Saved data entries

-- START --

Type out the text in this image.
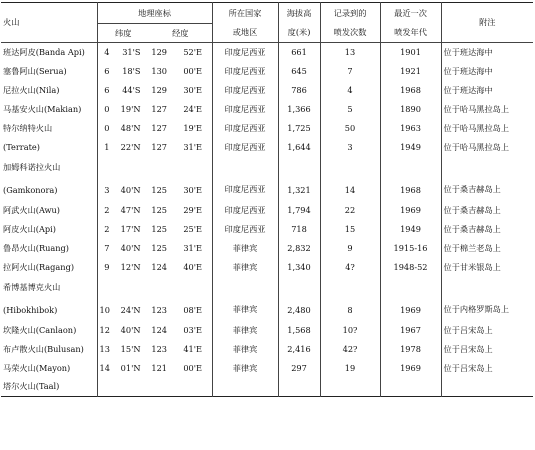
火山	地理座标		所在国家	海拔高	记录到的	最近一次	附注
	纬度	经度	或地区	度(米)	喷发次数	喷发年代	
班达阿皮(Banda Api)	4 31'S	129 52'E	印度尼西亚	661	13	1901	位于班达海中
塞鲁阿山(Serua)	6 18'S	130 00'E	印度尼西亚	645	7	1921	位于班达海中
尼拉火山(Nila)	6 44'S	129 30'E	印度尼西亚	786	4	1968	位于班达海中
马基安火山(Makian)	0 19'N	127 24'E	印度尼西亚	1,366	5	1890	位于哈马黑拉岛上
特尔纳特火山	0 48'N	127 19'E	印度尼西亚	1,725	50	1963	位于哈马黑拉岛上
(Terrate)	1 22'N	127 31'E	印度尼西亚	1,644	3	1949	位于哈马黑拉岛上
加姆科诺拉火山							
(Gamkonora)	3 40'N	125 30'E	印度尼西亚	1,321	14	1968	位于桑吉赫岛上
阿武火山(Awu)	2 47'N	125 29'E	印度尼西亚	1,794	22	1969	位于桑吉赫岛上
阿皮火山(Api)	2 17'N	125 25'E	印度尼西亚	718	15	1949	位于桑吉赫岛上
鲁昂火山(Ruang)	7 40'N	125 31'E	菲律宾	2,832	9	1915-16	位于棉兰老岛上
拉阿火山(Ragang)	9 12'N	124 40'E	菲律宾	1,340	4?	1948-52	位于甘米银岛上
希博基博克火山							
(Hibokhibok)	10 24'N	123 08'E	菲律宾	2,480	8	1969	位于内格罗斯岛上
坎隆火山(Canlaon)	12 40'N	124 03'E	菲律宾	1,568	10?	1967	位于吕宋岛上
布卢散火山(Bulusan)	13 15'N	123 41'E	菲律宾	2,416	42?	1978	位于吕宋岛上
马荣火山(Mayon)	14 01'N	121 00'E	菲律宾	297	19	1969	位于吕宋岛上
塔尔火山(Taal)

-- END --
-- START --

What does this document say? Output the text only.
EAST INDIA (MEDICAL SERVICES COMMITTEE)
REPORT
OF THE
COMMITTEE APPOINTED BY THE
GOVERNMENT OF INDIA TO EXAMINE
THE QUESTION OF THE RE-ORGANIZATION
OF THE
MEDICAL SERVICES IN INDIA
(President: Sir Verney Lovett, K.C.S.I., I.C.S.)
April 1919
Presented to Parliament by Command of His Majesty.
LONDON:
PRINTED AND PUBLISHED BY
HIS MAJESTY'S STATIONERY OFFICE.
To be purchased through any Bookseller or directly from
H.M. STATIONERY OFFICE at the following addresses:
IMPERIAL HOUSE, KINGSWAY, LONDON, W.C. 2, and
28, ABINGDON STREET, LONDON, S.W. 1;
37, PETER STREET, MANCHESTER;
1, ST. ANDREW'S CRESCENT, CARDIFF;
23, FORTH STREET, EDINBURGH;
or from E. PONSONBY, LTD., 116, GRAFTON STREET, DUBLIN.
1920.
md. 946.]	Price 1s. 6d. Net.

-- END --

→ DIRECTIONS FOR THIS TASK: Going through the lines above one by one, tally those with the word "STREET" and give only the total.

→ EXERCISE RESPONSE: 4